— REQUEST —
Report every line in the material below that contains the string "converter". Letter case must match.

— EXTRACTED ENTRIES —
▼▼▼

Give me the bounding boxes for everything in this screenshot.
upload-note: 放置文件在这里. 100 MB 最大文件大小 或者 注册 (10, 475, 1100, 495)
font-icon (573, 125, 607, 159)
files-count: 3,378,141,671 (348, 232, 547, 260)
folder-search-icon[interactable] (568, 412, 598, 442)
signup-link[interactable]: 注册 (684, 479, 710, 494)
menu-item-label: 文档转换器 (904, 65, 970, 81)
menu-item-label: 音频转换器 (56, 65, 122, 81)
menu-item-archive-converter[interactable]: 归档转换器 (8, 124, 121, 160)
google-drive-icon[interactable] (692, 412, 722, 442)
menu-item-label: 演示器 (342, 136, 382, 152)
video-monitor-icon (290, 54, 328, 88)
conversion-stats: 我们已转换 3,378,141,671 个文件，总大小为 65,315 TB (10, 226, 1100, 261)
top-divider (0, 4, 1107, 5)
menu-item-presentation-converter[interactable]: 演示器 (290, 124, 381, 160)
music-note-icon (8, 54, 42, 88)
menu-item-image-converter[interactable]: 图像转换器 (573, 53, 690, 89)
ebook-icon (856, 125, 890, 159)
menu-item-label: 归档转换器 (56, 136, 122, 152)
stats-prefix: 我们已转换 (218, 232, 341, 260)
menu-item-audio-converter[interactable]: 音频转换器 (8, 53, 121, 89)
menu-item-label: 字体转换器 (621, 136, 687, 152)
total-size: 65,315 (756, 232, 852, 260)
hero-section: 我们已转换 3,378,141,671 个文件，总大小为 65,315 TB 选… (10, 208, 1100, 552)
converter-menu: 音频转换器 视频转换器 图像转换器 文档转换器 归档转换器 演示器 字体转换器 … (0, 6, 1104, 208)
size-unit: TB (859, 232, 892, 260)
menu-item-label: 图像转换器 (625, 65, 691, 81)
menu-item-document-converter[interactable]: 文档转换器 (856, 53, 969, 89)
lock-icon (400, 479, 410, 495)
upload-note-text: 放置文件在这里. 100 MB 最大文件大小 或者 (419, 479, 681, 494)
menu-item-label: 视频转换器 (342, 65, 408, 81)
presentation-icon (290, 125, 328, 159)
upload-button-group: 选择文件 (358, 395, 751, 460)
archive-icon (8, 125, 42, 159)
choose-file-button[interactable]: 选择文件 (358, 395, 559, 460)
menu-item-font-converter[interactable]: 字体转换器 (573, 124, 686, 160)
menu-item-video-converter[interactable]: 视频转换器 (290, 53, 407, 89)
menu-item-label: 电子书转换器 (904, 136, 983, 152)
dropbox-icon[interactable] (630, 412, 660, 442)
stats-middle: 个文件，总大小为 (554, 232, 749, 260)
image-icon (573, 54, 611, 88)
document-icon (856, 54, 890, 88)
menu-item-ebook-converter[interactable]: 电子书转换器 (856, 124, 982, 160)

▲▲▲

— ANSWER TO THE EXERCISE —
menu-item-archive-converter[interactable]: 归档转换器 (8, 124, 121, 160)
menu-item-presentation-converter[interactable]: 演示器 (290, 124, 381, 160)
menu-item-image-converter[interactable]: 图像转换器 (573, 53, 690, 89)
menu-item-audio-converter[interactable]: 音频转换器 (8, 53, 121, 89)
converter-menu: 音频转换器 视频转换器 图像转换器 文档转换器 归档转换器 演示器 字体转换器 … (0, 6, 1104, 208)
menu-item-document-converter[interactable]: 文档转换器 (856, 53, 969, 89)
menu-item-font-converter[interactable]: 字体转换器 (573, 124, 686, 160)
menu-item-video-converter[interactable]: 视频转换器 (290, 53, 407, 89)
menu-item-ebook-converter[interactable]: 电子书转换器 (856, 124, 982, 160)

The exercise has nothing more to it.